Give the data below again, word for word.
(begin)
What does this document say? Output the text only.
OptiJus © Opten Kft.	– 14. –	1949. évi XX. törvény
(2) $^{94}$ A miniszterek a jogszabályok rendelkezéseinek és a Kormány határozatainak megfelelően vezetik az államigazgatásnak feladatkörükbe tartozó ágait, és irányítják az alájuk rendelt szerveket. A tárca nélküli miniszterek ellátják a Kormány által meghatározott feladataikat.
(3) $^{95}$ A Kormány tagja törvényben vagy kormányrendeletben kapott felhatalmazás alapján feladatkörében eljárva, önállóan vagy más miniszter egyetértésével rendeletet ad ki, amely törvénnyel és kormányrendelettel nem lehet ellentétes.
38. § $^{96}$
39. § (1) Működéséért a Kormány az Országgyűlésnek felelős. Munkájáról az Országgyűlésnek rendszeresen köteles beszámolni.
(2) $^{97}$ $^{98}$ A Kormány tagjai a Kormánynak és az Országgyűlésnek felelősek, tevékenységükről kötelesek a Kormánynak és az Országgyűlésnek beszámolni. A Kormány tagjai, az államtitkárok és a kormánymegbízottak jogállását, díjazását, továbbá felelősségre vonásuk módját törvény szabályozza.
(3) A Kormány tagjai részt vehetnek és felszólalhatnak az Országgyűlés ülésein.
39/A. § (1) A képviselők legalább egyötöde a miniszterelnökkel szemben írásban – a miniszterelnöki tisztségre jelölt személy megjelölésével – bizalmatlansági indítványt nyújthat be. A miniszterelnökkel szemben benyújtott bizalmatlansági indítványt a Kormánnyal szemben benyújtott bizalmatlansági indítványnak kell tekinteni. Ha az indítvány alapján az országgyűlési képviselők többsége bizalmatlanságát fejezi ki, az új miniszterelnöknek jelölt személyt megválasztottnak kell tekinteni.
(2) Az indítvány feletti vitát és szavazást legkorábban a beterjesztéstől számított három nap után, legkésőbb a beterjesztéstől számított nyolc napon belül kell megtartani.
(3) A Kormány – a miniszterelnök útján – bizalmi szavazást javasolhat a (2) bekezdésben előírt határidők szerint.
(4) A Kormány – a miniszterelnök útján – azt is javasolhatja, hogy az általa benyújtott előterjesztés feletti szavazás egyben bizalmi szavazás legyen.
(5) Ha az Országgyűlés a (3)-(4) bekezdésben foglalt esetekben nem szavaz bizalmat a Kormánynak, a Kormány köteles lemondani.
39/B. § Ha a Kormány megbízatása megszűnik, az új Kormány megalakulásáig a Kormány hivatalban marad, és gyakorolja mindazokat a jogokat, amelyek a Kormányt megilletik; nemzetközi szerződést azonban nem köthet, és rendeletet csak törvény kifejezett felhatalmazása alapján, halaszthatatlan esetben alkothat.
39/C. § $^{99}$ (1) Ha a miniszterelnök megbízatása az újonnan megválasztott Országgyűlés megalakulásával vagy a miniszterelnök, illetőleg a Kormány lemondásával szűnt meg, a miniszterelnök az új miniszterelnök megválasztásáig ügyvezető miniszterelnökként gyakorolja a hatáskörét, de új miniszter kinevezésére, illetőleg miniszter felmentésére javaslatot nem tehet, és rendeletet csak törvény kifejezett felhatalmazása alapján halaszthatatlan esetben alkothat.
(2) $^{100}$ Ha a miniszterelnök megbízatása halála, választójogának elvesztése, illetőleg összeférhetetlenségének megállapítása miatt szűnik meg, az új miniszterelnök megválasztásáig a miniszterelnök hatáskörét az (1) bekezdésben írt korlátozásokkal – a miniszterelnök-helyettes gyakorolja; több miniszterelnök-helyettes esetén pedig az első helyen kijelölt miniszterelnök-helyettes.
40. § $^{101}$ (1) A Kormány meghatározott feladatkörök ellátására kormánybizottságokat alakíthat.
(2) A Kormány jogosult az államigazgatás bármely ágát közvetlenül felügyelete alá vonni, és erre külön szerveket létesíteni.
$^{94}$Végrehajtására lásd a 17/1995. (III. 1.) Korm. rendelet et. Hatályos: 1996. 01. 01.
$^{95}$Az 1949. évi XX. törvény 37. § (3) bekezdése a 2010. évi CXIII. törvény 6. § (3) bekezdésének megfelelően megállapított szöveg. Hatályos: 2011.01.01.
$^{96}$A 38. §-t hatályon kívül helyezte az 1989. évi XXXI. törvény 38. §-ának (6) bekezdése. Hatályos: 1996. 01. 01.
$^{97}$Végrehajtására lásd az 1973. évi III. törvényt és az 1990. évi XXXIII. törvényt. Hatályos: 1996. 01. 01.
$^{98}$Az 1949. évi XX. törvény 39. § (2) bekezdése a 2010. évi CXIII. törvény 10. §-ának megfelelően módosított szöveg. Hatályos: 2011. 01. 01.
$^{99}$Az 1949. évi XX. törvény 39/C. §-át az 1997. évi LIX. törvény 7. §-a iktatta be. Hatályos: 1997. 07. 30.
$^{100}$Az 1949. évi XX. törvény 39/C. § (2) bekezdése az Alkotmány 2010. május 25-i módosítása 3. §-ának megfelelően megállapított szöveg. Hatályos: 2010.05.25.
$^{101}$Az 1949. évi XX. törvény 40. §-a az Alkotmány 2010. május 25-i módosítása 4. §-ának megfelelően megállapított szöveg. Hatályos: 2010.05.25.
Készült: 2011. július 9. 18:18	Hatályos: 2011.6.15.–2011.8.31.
(end)
## Correct response
What does this document say? Output the text only.
OptiJus © Opten Kft.	– 14. –	1949. évi XX. törvény
(2) $^{94}$ A miniszterek a jogszabályok rendelkezéseinek és a Kormány határozatainak megfelelően vezetik az államigazgatásnak feladatkörükbe tartozó ágait, és irányítják az alájuk rendelt szerveket. A tárca nélküli miniszterek ellátják a Kormány által meghatározott feladataikat.
(3) $^{95}$ A Kormány tagja törvényben vagy kormányrendeletben kapott felhatalmazás alapján feladatkörében eljárva, önállóan vagy más miniszter egyetértésével rendeletet ad ki, amely törvénnyel és kormányrendelettel nem lehet ellentétes.
38. § $^{96}$
39. § (1) Működéséért a Kormány az Országgyűlésnek felelős. Munkájáról az Országgyűlésnek rendszeresen köteles beszámolni.
(2) $^{97}$ $^{98}$ A Kormány tagjai a Kormánynak és az Országgyűlésnek felelősek, tevékenységükről kötelesek a Kormánynak és az Országgyűlésnek beszámolni. A Kormány tagjai, az államtitkárok és a kormánymegbízottak jogállását, díjazását, továbbá felelősségre vonásuk módját törvény szabályozza.
(3) A Kormány tagjai részt vehetnek és felszólalhatnak az Országgyűlés ülésein.
39/A. § (1) A képviselők legalább egyötöde a miniszterelnökkel szemben írásban – a miniszterelnöki tisztségre jelölt személy megjelölésével – bizalmatlansági indítványt nyújthat be. A miniszterelnökkel szemben benyújtott bizalmatlansági indítványt a Kormánnyal szemben benyújtott bizalmatlansági indítványnak kell tekinteni. Ha az indítvány alapján az országgyűlési képviselők többsége bizalmatlanságát fejezi ki, az új miniszterelnöknek jelölt személyt megválasztottnak kell tekinteni.
(2) Az indítvány feletti vitát és szavazást legkorábban a beterjesztéstől számított három nap után, legkésőbb a beterjesztéstől számított nyolc napon belül kell megtartani.
(3) A Kormány – a miniszterelnök útján – bizalmi szavazást javasolhat a (2) bekezdésben előírt határidők szerint.
(4) A Kormány – a miniszterelnök útján – azt is javasolhatja, hogy az általa benyújtott előterjesztés feletti szavazás egyben bizalmi szavazás legyen.
(5) Ha az Országgyűlés a (3)-(4) bekezdésben foglalt esetekben nem szavaz bizalmat a Kormánynak, a Kormány köteles lemondani.
39/B. § Ha a Kormány megbízatása megszűnik, az új Kormány megalakulásáig a Kormány hivatalban marad, és gyakorolja mindazokat a jogokat, amelyek a Kormányt megilletik; nemzetközi szerződést azonban nem köthet, és rendeletet csak törvény kifejezett felhatalmazása alapján, halaszthatatlan esetben alkothat.
39/C. § $^{99}$ (1) Ha a miniszterelnök megbízatása az újonnan megválasztott Országgyűlés megalakulásával vagy a miniszterelnök, illetőleg a Kormány lemondásával szűnt meg, a miniszterelnök az új miniszterelnök megválasztásáig ügyvezető miniszterelnökként gyakorolja a hatáskörét, de új miniszter kinevezésére, illetőleg miniszter felmentésére javaslatot nem tehet, és rendeletet csak törvény kifejezett felhatalmazása alapján halaszthatatlan esetben alkothat.
(2) $^{100}$ Ha a miniszterelnök megbízatása halála, választójogának elvesztése, illetőleg összeférhetetlenségének megállapítása miatt szűnik meg, az új miniszterelnök megválasztásáig a miniszterelnök hatáskörét az (1) bekezdésben írt korlátozásokkal – a miniszterelnök-helyettes gyakorolja; több miniszterelnök-helyettes esetén pedig az első helyen kijelölt miniszterelnök-helyettes.
40. § $^{101}$ (1) A Kormány meghatározott feladatkörök ellátására kormánybizottságokat alakíthat.
(2) A Kormány jogosult az államigazgatás bármely ágát közvetlenül felügyelete alá vonni, és erre külön szerveket létesíteni.
$^{94}$Végrehajtására lásd a 17/1995. (III. 1.) Korm. rendelet et. Hatályos: 1996. 01. 01.
$^{95}$Az 1949. évi XX. törvény 37. § (3) bekezdése a 2010. évi CXIII. törvény 6. § (3) bekezdésének megfelelően megállapított szöveg. Hatályos: 2011.01.01.
$^{96}$A 38. §-t hatályon kívül helyezte az 1989. évi XXXI. törvény 38. §-ának (6) bekezdése. Hatályos: 1996. 01. 01.
$^{97}$Végrehajtására lásd az 1973. évi III. törvényt és az 1990. évi XXXIII. törvényt. Hatályos: 1996. 01. 01.
$^{98}$Az 1949. évi XX. törvény 39. § (2) bekezdése a 2010. évi CXIII. törvény 10. §-ának megfelelően módosított szöveg. Hatályos: 2011. 01. 01.
$^{99}$Az 1949. évi XX. törvény 39/C. §-át az 1997. évi LIX. törvény 7. §-a iktatta be. Hatályos: 1997. 07. 30.
$^{100}$Az 1949. évi XX. törvény 39/C. § (2) bekezdése az Alkotmány 2010. május 25-i módosítása 3. §-ának megfelelően megállapított szöveg. Hatályos: 2010.05.25.
$^{101}$Az 1949. évi XX. törvény 40. §-a az Alkotmány 2010. május 25-i módosítása 4. §-ának megfelelően megállapított szöveg. Hatályos: 2010.05.25.
Készült: 2011. július 9. 18:18	Hatályos: 2011.6.15.–2011.8.31.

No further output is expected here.